> _TASK TO COMPLETE_
Among the lines listed below, count those that include the string "Clarinet", and state only the count.

> _PROVIDED INFORMATION_
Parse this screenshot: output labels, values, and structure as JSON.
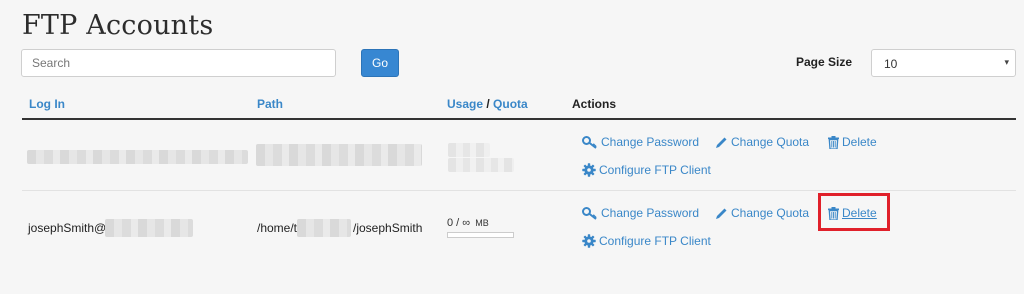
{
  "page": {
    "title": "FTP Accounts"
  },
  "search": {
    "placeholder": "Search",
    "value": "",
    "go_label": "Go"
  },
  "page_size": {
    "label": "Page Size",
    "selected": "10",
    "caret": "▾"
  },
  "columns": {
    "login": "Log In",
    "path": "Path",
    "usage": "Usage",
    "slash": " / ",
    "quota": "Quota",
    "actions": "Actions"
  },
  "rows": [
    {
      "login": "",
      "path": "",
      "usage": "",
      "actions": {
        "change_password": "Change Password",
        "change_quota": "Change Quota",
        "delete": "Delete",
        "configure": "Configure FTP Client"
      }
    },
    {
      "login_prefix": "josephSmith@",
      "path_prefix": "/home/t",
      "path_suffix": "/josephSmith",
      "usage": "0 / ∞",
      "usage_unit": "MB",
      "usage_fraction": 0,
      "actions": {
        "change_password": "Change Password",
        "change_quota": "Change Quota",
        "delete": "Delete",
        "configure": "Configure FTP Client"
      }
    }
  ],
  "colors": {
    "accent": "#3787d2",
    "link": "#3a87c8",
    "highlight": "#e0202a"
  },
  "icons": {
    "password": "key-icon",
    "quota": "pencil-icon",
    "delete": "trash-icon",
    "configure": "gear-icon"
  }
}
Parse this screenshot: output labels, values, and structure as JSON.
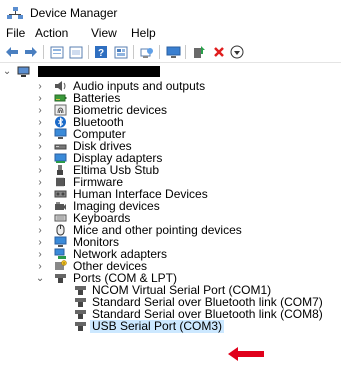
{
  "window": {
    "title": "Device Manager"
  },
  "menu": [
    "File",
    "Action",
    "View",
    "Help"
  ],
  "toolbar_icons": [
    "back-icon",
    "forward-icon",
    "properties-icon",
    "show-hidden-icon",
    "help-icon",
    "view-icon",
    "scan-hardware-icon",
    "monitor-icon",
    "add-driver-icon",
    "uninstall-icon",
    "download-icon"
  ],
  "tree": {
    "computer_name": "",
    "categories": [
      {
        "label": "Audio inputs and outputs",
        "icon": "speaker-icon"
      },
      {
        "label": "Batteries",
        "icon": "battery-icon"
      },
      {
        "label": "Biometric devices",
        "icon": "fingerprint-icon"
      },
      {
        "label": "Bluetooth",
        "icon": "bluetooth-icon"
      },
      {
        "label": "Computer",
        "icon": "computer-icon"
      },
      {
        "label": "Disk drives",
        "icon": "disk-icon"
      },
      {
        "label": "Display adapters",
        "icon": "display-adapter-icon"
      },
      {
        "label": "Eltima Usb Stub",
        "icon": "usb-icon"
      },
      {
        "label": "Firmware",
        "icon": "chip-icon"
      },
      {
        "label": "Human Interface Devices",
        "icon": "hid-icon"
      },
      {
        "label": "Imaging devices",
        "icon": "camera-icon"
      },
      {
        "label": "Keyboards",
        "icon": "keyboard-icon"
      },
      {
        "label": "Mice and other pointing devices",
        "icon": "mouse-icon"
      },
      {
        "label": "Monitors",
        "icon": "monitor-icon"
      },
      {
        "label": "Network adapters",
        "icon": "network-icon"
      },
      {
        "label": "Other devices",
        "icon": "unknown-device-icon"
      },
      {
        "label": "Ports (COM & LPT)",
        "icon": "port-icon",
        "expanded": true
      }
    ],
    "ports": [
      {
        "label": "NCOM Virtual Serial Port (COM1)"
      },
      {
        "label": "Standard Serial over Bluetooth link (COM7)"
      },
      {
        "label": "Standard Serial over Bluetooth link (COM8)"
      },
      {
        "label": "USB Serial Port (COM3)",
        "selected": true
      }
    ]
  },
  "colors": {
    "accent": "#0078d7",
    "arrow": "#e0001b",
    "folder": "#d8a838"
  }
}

--

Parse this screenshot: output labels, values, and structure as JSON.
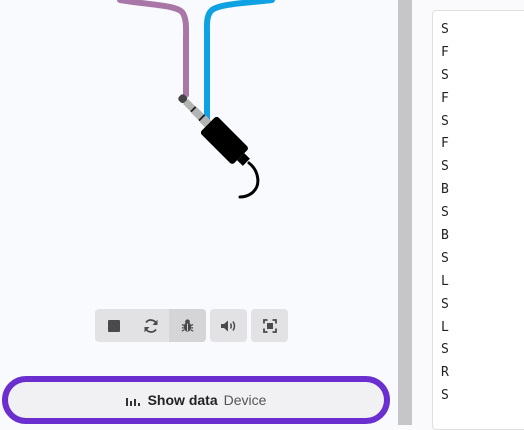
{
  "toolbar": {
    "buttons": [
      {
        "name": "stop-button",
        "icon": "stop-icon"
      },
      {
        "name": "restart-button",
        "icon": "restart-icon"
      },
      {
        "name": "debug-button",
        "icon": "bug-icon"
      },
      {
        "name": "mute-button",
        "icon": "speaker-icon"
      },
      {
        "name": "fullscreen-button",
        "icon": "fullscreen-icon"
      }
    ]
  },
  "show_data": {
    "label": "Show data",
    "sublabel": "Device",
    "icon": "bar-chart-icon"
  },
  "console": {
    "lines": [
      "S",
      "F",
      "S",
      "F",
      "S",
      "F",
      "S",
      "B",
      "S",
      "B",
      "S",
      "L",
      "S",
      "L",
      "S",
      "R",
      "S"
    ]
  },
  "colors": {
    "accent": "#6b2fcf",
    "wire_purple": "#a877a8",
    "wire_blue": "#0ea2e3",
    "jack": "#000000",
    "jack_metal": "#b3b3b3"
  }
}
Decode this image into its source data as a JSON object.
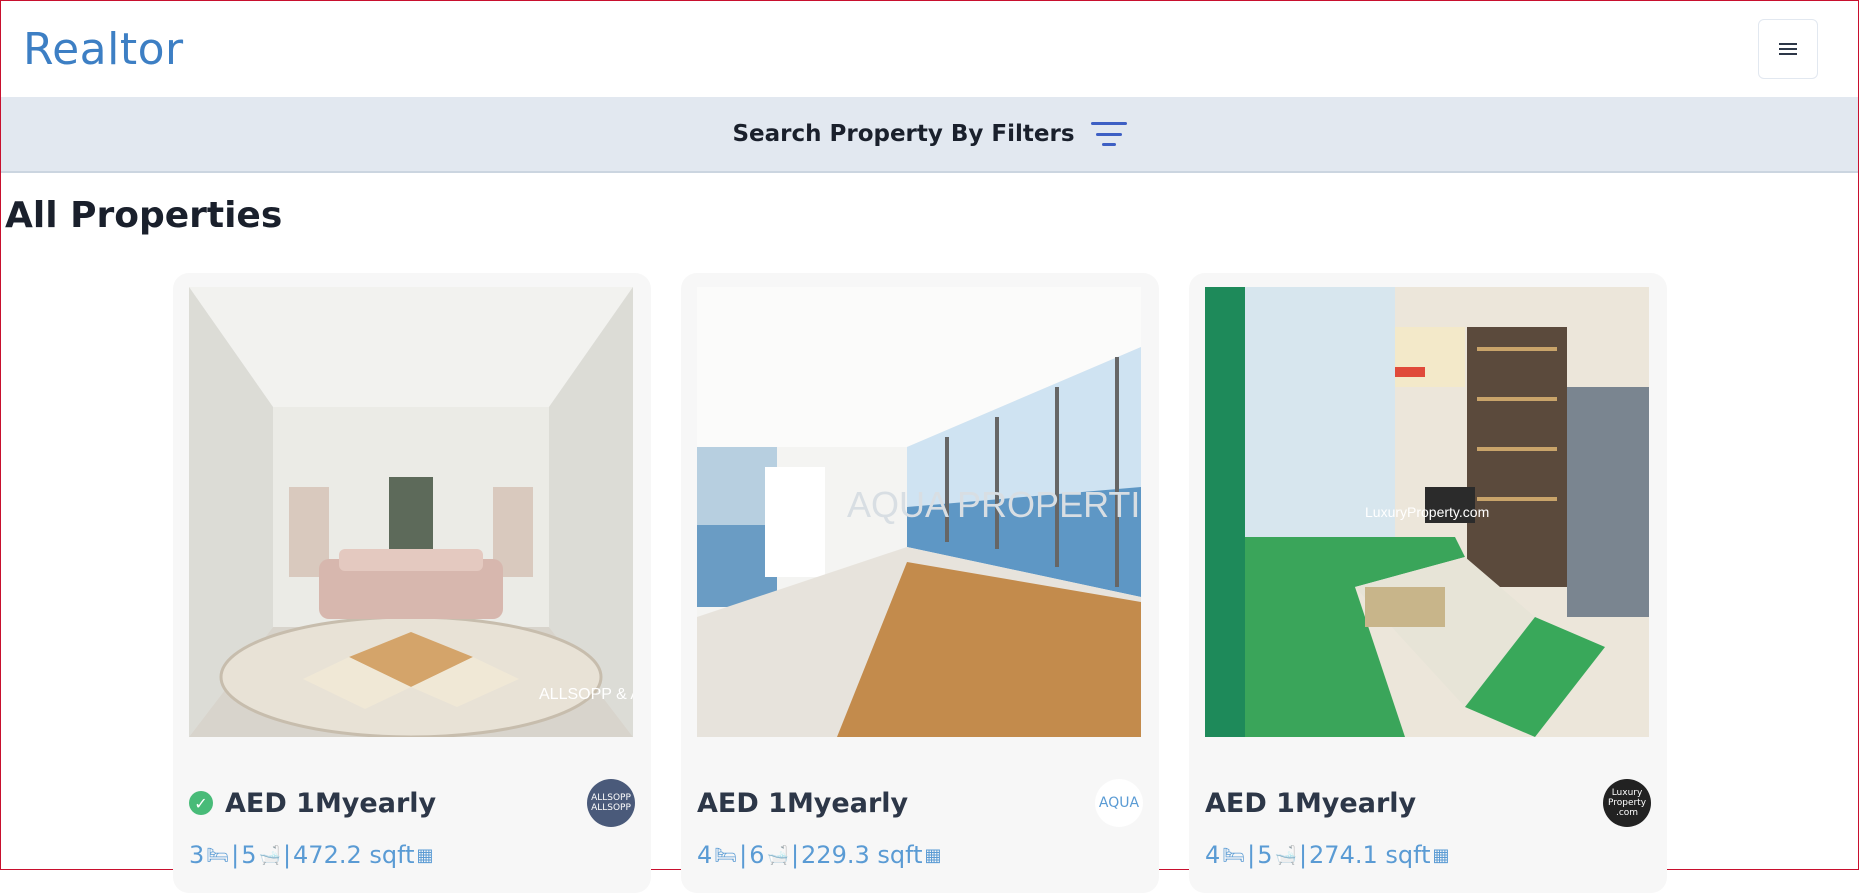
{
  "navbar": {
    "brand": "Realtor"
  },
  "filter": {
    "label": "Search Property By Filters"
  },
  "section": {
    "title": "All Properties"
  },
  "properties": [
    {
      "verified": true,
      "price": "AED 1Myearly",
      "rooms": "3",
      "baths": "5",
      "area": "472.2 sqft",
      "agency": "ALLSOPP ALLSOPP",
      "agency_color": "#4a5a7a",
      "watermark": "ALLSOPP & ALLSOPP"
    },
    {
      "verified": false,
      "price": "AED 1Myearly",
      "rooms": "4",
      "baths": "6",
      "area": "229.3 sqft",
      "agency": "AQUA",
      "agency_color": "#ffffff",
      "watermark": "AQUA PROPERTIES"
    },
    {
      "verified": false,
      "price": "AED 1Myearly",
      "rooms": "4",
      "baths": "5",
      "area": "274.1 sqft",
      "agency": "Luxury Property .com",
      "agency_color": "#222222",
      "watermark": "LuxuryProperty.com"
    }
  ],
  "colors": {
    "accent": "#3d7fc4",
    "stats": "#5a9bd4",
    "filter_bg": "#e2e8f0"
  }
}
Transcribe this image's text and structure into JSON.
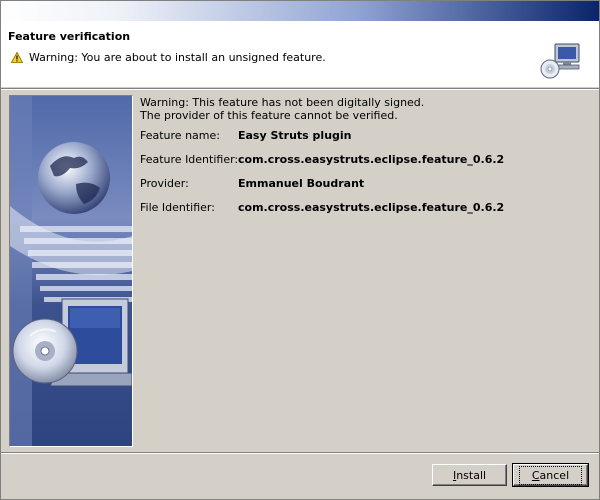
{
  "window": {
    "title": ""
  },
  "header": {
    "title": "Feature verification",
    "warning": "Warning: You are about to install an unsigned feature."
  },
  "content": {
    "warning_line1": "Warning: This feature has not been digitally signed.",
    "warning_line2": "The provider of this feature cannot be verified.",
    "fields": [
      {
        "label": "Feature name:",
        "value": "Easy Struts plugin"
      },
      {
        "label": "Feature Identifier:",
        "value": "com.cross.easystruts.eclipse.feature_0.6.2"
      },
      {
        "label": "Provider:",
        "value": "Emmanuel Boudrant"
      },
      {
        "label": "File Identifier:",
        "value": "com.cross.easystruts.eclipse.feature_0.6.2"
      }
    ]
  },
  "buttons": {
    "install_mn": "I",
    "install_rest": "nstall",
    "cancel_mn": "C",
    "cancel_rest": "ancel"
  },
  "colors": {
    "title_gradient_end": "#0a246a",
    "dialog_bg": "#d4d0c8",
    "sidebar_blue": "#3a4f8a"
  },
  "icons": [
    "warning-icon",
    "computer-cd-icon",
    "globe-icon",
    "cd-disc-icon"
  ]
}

==

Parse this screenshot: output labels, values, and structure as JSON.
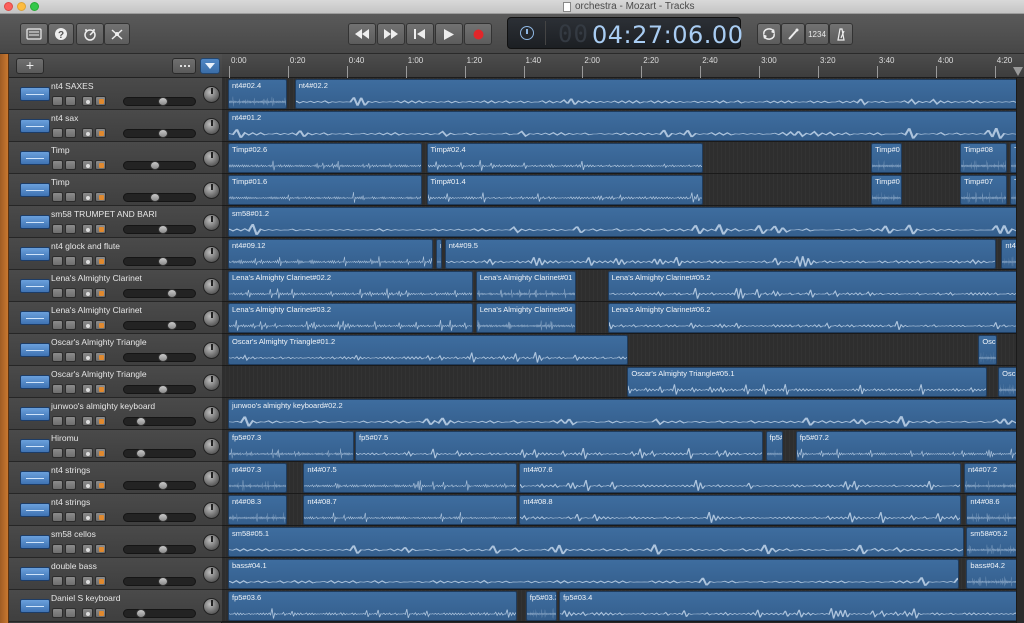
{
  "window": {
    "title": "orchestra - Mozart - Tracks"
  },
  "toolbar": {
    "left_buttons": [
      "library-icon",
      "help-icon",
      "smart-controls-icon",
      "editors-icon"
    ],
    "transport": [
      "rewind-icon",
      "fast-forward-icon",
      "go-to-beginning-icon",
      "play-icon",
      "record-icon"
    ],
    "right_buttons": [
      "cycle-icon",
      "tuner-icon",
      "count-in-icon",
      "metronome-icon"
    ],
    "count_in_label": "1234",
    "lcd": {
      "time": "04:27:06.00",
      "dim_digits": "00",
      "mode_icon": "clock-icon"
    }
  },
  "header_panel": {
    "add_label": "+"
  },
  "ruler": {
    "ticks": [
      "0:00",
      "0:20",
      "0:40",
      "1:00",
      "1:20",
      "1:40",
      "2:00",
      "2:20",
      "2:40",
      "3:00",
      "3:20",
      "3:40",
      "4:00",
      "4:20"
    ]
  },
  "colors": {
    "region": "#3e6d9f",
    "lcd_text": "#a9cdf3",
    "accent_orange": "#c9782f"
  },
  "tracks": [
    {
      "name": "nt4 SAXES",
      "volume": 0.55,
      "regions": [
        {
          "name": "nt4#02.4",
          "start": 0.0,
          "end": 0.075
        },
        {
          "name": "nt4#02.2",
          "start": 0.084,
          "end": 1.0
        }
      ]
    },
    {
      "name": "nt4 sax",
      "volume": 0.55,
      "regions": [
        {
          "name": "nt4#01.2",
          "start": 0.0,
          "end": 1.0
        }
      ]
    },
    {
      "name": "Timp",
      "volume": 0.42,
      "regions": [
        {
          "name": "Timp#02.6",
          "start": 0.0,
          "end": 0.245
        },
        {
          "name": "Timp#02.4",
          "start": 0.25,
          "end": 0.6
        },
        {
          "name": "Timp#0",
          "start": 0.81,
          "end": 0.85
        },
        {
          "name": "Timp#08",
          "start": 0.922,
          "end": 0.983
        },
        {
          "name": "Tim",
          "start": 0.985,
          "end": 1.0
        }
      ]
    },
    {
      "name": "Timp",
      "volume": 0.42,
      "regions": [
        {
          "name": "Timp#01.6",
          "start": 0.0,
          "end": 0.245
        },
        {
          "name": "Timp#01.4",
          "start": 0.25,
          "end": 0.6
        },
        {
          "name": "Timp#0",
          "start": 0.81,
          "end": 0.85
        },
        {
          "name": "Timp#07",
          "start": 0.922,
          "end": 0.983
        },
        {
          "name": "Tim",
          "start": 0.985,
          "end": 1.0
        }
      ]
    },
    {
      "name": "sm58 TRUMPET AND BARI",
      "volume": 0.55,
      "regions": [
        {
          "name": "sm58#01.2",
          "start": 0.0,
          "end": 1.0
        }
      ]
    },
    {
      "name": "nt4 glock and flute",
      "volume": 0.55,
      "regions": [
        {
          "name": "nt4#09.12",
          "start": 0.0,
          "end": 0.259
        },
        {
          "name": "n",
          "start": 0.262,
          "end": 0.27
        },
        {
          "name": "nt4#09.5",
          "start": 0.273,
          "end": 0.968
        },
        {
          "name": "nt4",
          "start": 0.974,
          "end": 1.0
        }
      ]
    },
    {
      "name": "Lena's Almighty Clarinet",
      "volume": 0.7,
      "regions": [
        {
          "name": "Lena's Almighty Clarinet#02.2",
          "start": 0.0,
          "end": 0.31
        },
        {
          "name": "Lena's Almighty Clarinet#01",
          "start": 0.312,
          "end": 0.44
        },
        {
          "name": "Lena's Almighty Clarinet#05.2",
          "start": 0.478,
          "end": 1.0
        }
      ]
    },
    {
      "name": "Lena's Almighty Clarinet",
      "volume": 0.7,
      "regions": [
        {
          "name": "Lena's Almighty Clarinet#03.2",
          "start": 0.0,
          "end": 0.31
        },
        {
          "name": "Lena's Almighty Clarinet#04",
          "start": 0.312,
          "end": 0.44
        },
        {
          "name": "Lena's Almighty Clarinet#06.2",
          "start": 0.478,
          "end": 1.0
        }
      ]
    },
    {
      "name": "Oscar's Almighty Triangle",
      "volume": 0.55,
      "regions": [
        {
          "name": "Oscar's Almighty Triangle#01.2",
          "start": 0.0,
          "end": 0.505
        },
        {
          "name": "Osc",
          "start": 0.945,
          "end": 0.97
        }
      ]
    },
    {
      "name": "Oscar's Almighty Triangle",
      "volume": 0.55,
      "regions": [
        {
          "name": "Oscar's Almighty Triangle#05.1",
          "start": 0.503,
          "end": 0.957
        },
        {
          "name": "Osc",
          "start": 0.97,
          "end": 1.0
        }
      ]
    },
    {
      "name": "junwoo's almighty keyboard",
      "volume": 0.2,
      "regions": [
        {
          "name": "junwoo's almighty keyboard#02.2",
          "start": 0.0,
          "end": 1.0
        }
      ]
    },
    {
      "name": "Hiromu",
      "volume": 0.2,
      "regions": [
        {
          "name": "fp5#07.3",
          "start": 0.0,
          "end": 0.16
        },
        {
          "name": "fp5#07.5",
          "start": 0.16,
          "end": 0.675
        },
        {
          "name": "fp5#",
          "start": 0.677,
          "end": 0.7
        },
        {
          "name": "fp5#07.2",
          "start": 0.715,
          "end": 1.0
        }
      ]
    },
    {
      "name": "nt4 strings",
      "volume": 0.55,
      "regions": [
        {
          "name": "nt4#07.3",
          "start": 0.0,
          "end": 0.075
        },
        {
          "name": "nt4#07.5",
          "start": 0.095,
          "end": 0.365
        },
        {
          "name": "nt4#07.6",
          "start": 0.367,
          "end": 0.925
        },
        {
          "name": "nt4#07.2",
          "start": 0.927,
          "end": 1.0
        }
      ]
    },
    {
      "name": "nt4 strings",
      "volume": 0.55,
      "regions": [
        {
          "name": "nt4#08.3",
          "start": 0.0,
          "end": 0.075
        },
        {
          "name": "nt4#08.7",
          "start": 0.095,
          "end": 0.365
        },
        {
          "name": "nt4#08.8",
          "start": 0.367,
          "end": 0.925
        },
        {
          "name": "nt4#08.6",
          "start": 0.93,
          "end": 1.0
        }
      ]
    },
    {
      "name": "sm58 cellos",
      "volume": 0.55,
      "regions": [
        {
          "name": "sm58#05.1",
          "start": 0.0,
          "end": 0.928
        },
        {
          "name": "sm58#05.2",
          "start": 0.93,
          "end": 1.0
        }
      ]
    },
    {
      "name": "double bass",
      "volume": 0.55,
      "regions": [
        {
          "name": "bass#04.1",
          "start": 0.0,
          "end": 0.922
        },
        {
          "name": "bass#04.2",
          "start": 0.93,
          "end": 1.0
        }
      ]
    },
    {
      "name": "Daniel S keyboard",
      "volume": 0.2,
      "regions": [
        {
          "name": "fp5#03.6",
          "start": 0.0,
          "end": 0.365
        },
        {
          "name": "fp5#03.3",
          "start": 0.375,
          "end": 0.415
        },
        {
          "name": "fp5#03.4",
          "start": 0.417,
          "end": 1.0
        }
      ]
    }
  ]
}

> _SOLUTION BELOW_
8